>> BEGIN SUPPLIED INFORMATION

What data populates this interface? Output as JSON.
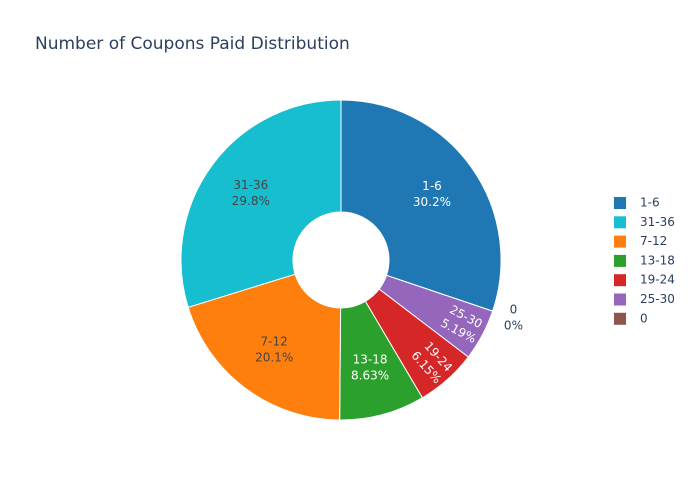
{
  "chart_data": {
    "type": "pie",
    "title": "Number of Coupons Paid Distribution",
    "categories": [
      "1-6",
      "31-36",
      "7-12",
      "13-18",
      "19-24",
      "25-30",
      "0"
    ],
    "values": [
      30.2,
      29.8,
      20.1,
      8.63,
      6.15,
      5.19,
      0
    ],
    "value_labels": [
      "30.2%",
      "29.8%",
      "20.1%",
      "8.63%",
      "6.15%",
      "5.19%",
      "0%"
    ],
    "colors": [
      "#1f77b4",
      "#17becf",
      "#ff7f0e",
      "#2ca02c",
      "#d62728",
      "#9467bd",
      "#8c564b"
    ],
    "legend": "right"
  }
}
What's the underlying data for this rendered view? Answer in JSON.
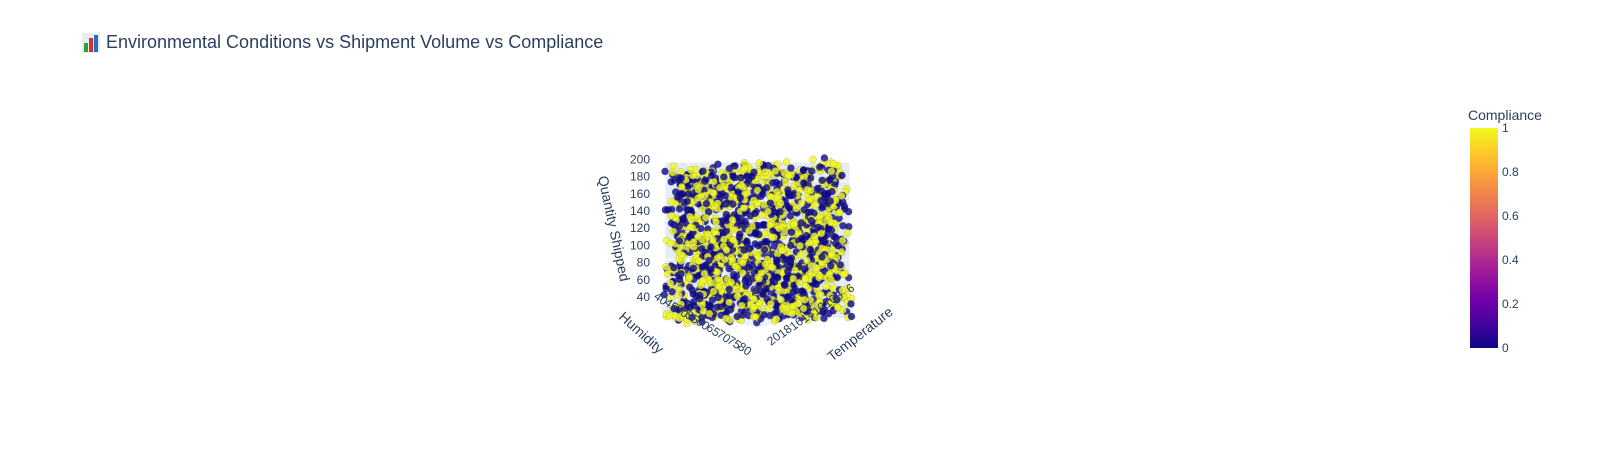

>> END SUPPLIED INFORMATION

- PROBLEM DETAILS
Leave the pictures out and copy the rest of the data exactly.

- WRITTEN SOLUTION
What data populates this interface? Output as JSON.
{
  "chart_data": {
    "type": "pie",
    "title": "Number of Coupons Paid Distribution",
    "categories": [
      "1-6",
      "31-36",
      "7-12",
      "13-18",
      "19-24",
      "25-30",
      "0"
    ],
    "values": [
      30.2,
      29.8,
      20.1,
      8.63,
      6.15,
      5.19,
      0
    ],
    "value_labels": [
      "30.2%",
      "29.8%",
      "20.1%",
      "8.63%",
      "6.15%",
      "5.19%",
      "0%"
    ],
    "colors": [
      "#1f77b4",
      "#17becf",
      "#ff7f0e",
      "#2ca02c",
      "#d62728",
      "#9467bd",
      "#8c564b"
    ],
    "legend": "right"
  }
}
What's the underlying data for this rendered view? Answer in JSON.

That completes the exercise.